Gather from the material every line that contains the string "color".

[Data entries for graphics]
▶

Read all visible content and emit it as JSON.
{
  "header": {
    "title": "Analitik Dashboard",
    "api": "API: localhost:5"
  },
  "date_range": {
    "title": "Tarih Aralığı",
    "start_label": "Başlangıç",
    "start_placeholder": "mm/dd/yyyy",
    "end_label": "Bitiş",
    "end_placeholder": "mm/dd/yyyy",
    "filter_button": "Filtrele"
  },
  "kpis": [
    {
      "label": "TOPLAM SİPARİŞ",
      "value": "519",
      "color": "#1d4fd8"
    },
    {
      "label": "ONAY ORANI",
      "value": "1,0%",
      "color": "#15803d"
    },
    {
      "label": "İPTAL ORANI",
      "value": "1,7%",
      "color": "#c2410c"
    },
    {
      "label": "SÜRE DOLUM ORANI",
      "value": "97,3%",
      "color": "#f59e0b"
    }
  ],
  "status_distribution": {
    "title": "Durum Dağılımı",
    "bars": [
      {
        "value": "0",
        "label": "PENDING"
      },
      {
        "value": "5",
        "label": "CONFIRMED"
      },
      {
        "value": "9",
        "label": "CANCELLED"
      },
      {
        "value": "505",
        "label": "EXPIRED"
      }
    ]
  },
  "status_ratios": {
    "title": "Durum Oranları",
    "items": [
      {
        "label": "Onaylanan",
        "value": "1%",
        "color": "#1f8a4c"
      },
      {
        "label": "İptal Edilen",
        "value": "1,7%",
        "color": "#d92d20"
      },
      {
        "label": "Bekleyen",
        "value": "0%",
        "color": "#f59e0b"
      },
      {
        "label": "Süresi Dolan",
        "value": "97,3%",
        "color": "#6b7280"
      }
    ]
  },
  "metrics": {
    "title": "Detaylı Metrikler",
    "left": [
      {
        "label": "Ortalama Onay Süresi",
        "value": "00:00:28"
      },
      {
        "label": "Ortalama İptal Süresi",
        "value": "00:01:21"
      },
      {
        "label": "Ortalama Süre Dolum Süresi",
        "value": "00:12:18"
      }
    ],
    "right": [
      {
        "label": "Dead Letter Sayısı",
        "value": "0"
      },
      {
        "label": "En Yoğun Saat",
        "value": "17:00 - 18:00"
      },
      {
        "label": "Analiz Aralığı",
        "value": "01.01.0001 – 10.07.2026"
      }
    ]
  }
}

◀

The result -
      "color": "#1d4fd8"
      "color": "#15803d"
      "color": "#c2410c"
      "color": "#f59e0b"
        "color": "#1f8a4c"
        "color": "#d92d20"
        "color": "#f59e0b"
        "color": "#6b7280"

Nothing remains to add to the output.